◆ Problem to solve
Your copy of the material below should match it exactly, except that it holds no pictures.

◆ Stored data entries
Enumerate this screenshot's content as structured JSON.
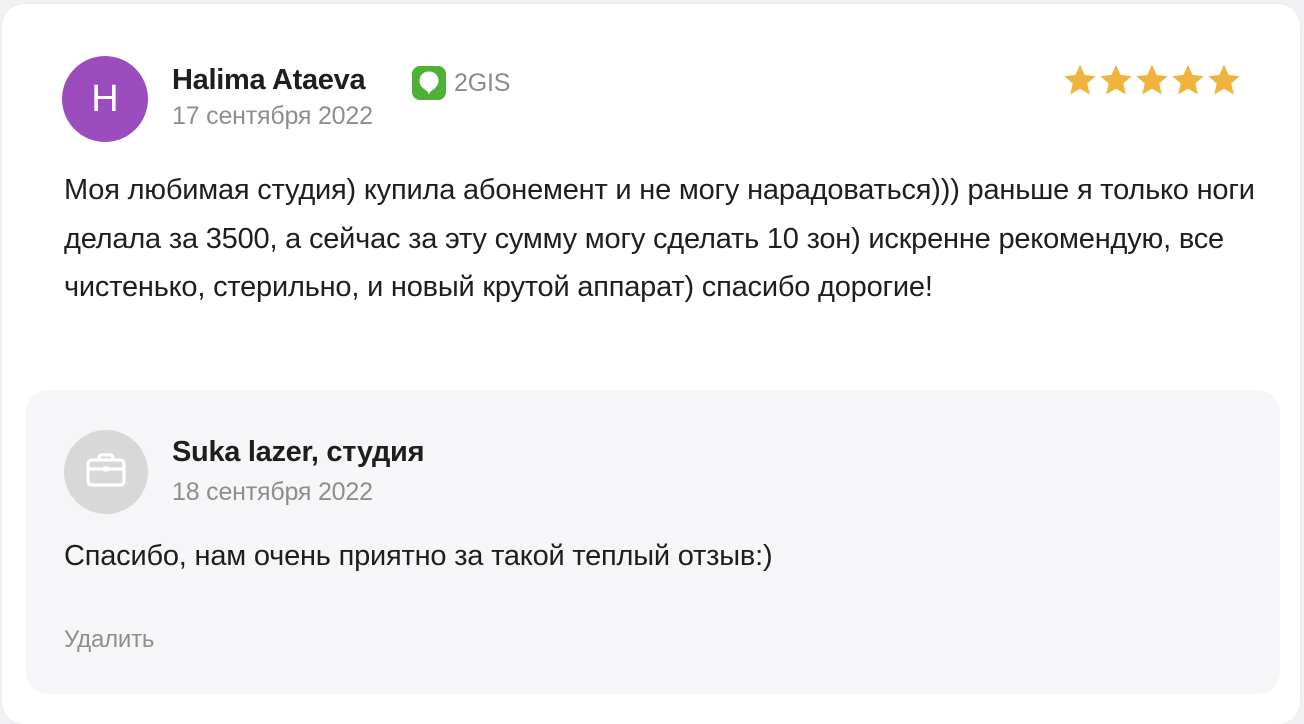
{
  "review": {
    "avatar_letter": "H",
    "avatar_color": "#9c4dbd",
    "author": "Halima Ataeva",
    "source": {
      "label": "2GIS",
      "icon": "2gis-logo-icon",
      "color": "#4cb135"
    },
    "date": "17 сентября 2022",
    "rating": 5,
    "rating_max": 5,
    "star_color": "#f0b43c",
    "text": "Моя любимая студия) купила абонемент и не могу нарадоваться))) раньше я только ноги делала за 3500, а сейчас за эту сумму могу сделать 10 зон) искренне рекомендую, все чистенько, стерильно, и новый крутой аппарат) спасибо дорогие!"
  },
  "reply": {
    "avatar_icon": "briefcase-icon",
    "avatar_color": "#d8d8d8",
    "author": "Suka lazer, студия",
    "date": "18 сентября 2022",
    "text": "Спасибо, нам очень приятно за такой теплый отзыв:)",
    "delete_label": "Удалить"
  }
}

◆ Result
Enumerate this screenshot's content as structured JSON.
{
  "review": {
    "avatar_letter": "H",
    "avatar_color": "#9c4dbd",
    "author": "Halima Ataeva",
    "source": {
      "label": "2GIS",
      "icon": "2gis-logo-icon",
      "color": "#4cb135"
    },
    "date": "17 сентября 2022",
    "rating": 5,
    "rating_max": 5,
    "star_color": "#f0b43c",
    "text": "Моя любимая студия) купила абонемент и не могу нарадоваться))) раньше я только ноги делала за 3500, а сейчас за эту сумму могу сделать 10 зон) искренне рекомендую, все чистенько, стерильно, и новый крутой аппарат) спасибо дорогие!"
  },
  "reply": {
    "avatar_icon": "briefcase-icon",
    "avatar_color": "#d8d8d8",
    "author": "Suka lazer, студия",
    "date": "18 сентября 2022",
    "text": "Спасибо, нам очень приятно за такой теплый отзыв:)",
    "delete_label": "Удалить"
  }
}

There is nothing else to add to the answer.